Goal of the exercise
Go over the entries below line by line, copying each one that contains the word "label".

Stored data
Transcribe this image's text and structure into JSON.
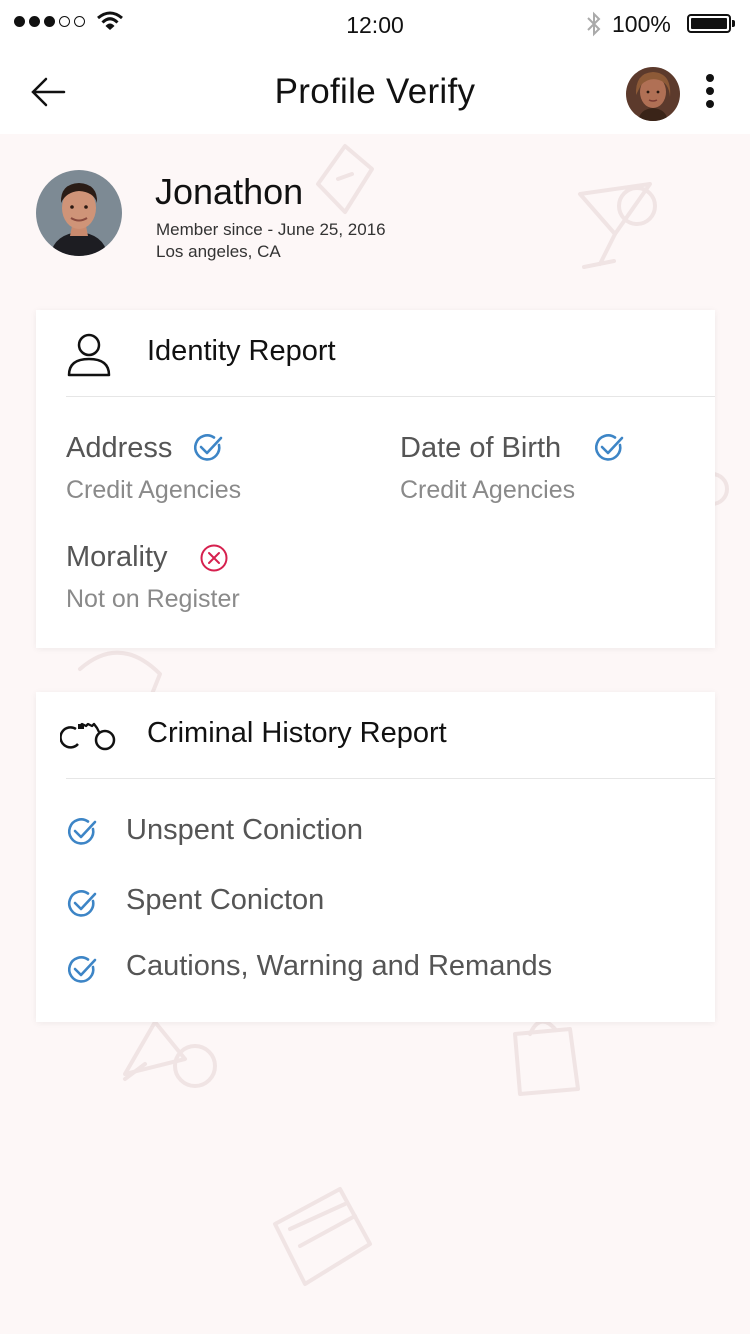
{
  "status_bar": {
    "time": "12:00",
    "battery": "100%"
  },
  "header": {
    "title": "Profile Verify"
  },
  "profile": {
    "name": "Jonathon",
    "member_since": "Member since - June 25, 2016",
    "location": "Los angeles, CA"
  },
  "identity_report": {
    "title": "Identity Report",
    "fields": [
      {
        "label": "Address",
        "source": "Credit Agencies",
        "status": "verified"
      },
      {
        "label": "Date of Birth",
        "source": "Credit Agencies",
        "status": "verified"
      },
      {
        "label": "Morality",
        "source": "Not on Register",
        "status": "failed"
      }
    ]
  },
  "criminal_report": {
    "title": "Criminal History Report",
    "items": [
      {
        "label": "Unspent Coniction",
        "status": "verified"
      },
      {
        "label": "Spent Conicton",
        "status": "verified"
      },
      {
        "label": "Cautions, Warning and Remands",
        "status": "verified"
      }
    ]
  },
  "colors": {
    "verified": "#3d85c6",
    "failed": "#d6204e",
    "background": "#fdf7f7"
  }
}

The completed task
        "label": "Address",
        "label": "Date of Birth",
        "label": "Morality",
        "label": "Unspent Coniction",
        "label": "Spent Conicton",
        "label": "Cautions, Warning and Remands",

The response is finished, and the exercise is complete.